## OBJECTIVE
Print the records below word for word, but leave out the pictures.
########################################
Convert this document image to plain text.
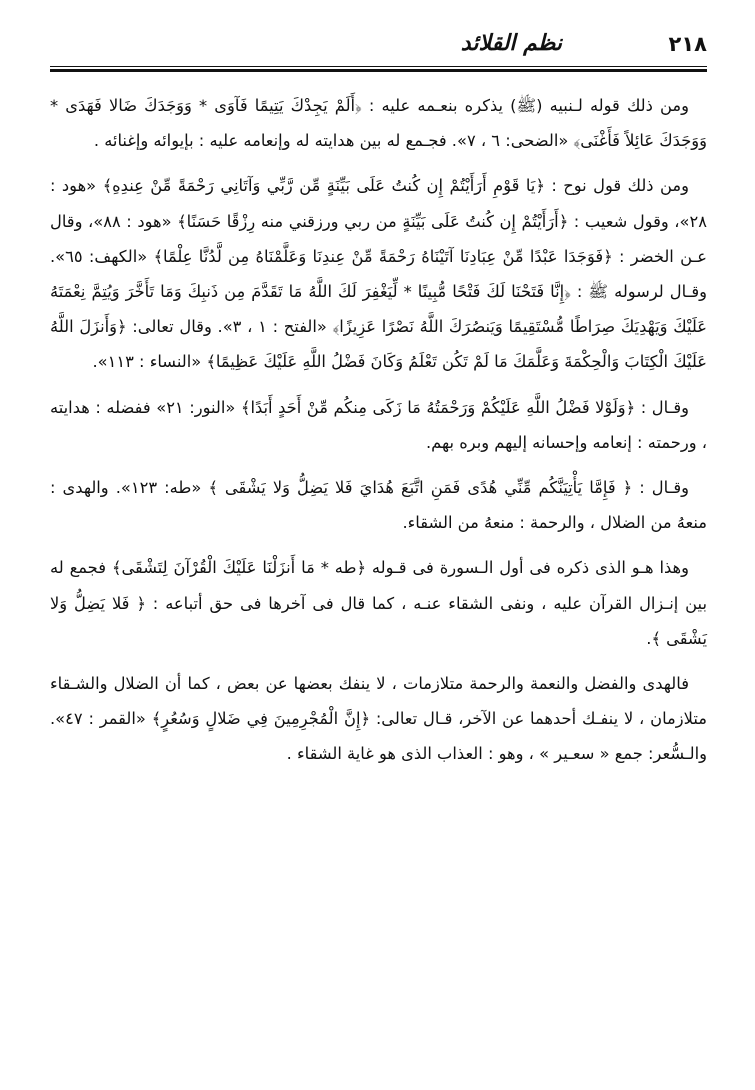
٢١٨
نظم القلائد

ومن ذلك قوله لـنبيه (ﷺ) يذكره بنعـمه عليه : ﴿أَلَمْ يَجِدْكَ يَتِيمًا فَآوَى * وَوَجَدَكَ ضَالا فَهَدَى * وَوَجَدَكَ عَائِلاً فَأَغْنَى﴾ «الضحى: ٦ ، ٧». فجـمع له بين هدايته له وإنعامه عليه : بإيوائه وإغنائه .

ومن ذلك قول نوح : ﴿يَا قَوْمِ أَرَأَيْتُمْ إِن كُنتُ عَلَى بَيِّنَةٍ مِّن رَّبِّي وَآتَانِي رَحْمَةً مِّنْ عِندِهِ﴾ «هود : ٢٨»، وقول شعيب : ﴿أَرَأَيْتُمْ إِن كُنتُ عَلَى بَيِّنَةٍ من ربي ورزقني منه رِزْقًا حَسَنًا﴾ «هود : ٨٨»، وقال عـن الخضر : ﴿فَوَجَدَا عَبْدًا مِّنْ عِبَادِنَا آتَيْنَاهُ رَحْمَةً مِّنْ عِندِنَا وَعَلَّمْنَاهُ مِن لَّدُنَّا عِلْمًا﴾ «الكهف: ٦٥». وقـال لرسوله ﷺ : ﴿إِنَّا فَتَحْنَا لَكَ فَتْحًا مُّبِينًا * لِّيَغْفِرَ لَكَ اللَّهُ مَا تَقَدَّمَ مِن ذَنبِكَ وَمَا تَأَخَّرَ وَيُتِمَّ نِعْمَتَهُ عَلَيْكَ وَيَهْدِيَكَ صِرَاطًا مُّسْتَقِيمًا وَيَنصُرَكَ اللَّهُ نَصْرًا عَزِيزًا﴾ «الفتح : ١ ، ٣». وقال تعالى: ﴿وَأَنزَلَ اللَّهُ عَلَيْكَ الْكِتَابَ وَالْحِكْمَةَ وَعَلَّمَكَ مَا لَمْ تَكُن تَعْلَمُ وَكَانَ فَضْلُ اللَّهِ عَلَيْكَ عَظِيمًا﴾ «النساء : ١١٣».

وقـال : ﴿وَلَوْلا فَضْلُ اللَّهِ عَلَيْكُمْ وَرَحْمَتُهُ مَا زَكَى مِنكُم مِّنْ أَحَدٍ أَبَدًا﴾ «النور: ٢١» ففضله : هدايته ، ورحمته : إنعامه وإحسانه إليهم وبره بهم.

وقـال : ﴿ فَإِمَّا يَأْتِيَنَّكُم مِّنِّي هُدًى فَمَنِ اتَّبَعَ هُدَايَ فَلا يَضِلُّ وَلا يَشْقَى ﴾ «طه: ١٢٣». والهدى : منعهُ من الضلال ، والرحمة : منعهُ من الشقاء.

وهذا هـو الذى ذكره فى أول الـسورة فى قـوله ﴿طه * مَا أَنزَلْنَا عَلَيْكَ الْقُرْآنَ لِتَشْقَى﴾ فجمع له بين إنـزال القرآن عليه ، ونفى الشقاء عنـه ، كما قال فى آخرها فى حق أتباعه : ﴿ فَلا يَضِلُّ وَلا يَشْقَى ﴾.

فالهدى والفضل والنعمة والرحمة متلازمات ، لا ينفك بعضها عن بعض ، كما أن الضلال والشـقاء متلازمان ، لا ينفـك أحدهما عن الآخر، قـال تعالى: ﴿إِنَّ الْمُجْرِمِينَ فِي ضَلالٍ وَسُعُرٍ﴾ «القمر : ٤٧». والـسُّعر: جمع « سعـير » ، وهو : العذاب الذى هو غاية الشقاء .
########################################
## SOLUTION TO THIS PROBLEM
Convert this document image to plain text.
٢١٨
نظم القلائد

ومن ذلك قوله لـنبيه (ﷺ) يذكره بنعـمه عليه : ﴿أَلَمْ يَجِدْكَ يَتِيمًا فَآوَى * وَوَجَدَكَ ضَالا فَهَدَى * وَوَجَدَكَ عَائِلاً فَأَغْنَى﴾ «الضحى: ٦ ، ٧». فجـمع له بين هدايته له وإنعامه عليه : بإيوائه وإغنائه .

ومن ذلك قول نوح : ﴿يَا قَوْمِ أَرَأَيْتُمْ إِن كُنتُ عَلَى بَيِّنَةٍ مِّن رَّبِّي وَآتَانِي رَحْمَةً مِّنْ عِندِهِ﴾ «هود : ٢٨»، وقول شعيب : ﴿أَرَأَيْتُمْ إِن كُنتُ عَلَى بَيِّنَةٍ من ربي ورزقني منه رِزْقًا حَسَنًا﴾ «هود : ٨٨»، وقال عـن الخضر : ﴿فَوَجَدَا عَبْدًا مِّنْ عِبَادِنَا آتَيْنَاهُ رَحْمَةً مِّنْ عِندِنَا وَعَلَّمْنَاهُ مِن لَّدُنَّا عِلْمًا﴾ «الكهف: ٦٥». وقـال لرسوله ﷺ : ﴿إِنَّا فَتَحْنَا لَكَ فَتْحًا مُّبِينًا * لِّيَغْفِرَ لَكَ اللَّهُ مَا تَقَدَّمَ مِن ذَنبِكَ وَمَا تَأَخَّرَ وَيُتِمَّ نِعْمَتَهُ عَلَيْكَ وَيَهْدِيَكَ صِرَاطًا مُّسْتَقِيمًا وَيَنصُرَكَ اللَّهُ نَصْرًا عَزِيزًا﴾ «الفتح : ١ ، ٣». وقال تعالى: ﴿وَأَنزَلَ اللَّهُ عَلَيْكَ الْكِتَابَ وَالْحِكْمَةَ وَعَلَّمَكَ مَا لَمْ تَكُن تَعْلَمُ وَكَانَ فَضْلُ اللَّهِ عَلَيْكَ عَظِيمًا﴾ «النساء : ١١٣».

وقـال : ﴿وَلَوْلا فَضْلُ اللَّهِ عَلَيْكُمْ وَرَحْمَتُهُ مَا زَكَى مِنكُم مِّنْ أَحَدٍ أَبَدًا﴾ «النور: ٢١» ففضله : هدايته ، ورحمته : إنعامه وإحسانه إليهم وبره بهم.

وقـال : ﴿ فَإِمَّا يَأْتِيَنَّكُم مِّنِّي هُدًى فَمَنِ اتَّبَعَ هُدَايَ فَلا يَضِلُّ وَلا يَشْقَى ﴾ «طه: ١٢٣». والهدى : منعهُ من الضلال ، والرحمة : منعهُ من الشقاء.

وهذا هـو الذى ذكره فى أول الـسورة فى قـوله ﴿طه * مَا أَنزَلْنَا عَلَيْكَ الْقُرْآنَ لِتَشْقَى﴾ فجمع له بين إنـزال القرآن عليه ، ونفى الشقاء عنـه ، كما قال فى آخرها فى حق أتباعه : ﴿ فَلا يَضِلُّ وَلا يَشْقَى ﴾.

فالهدى والفضل والنعمة والرحمة متلازمات ، لا ينفك بعضها عن بعض ، كما أن الضلال والشـقاء متلازمان ، لا ينفـك أحدهما عن الآخر، قـال تعالى: ﴿إِنَّ الْمُجْرِمِينَ فِي ضَلالٍ وَسُعُرٍ﴾ «القمر : ٤٧». والـسُّعر: جمع « سعـير » ، وهو : العذاب الذى هو غاية الشقاء .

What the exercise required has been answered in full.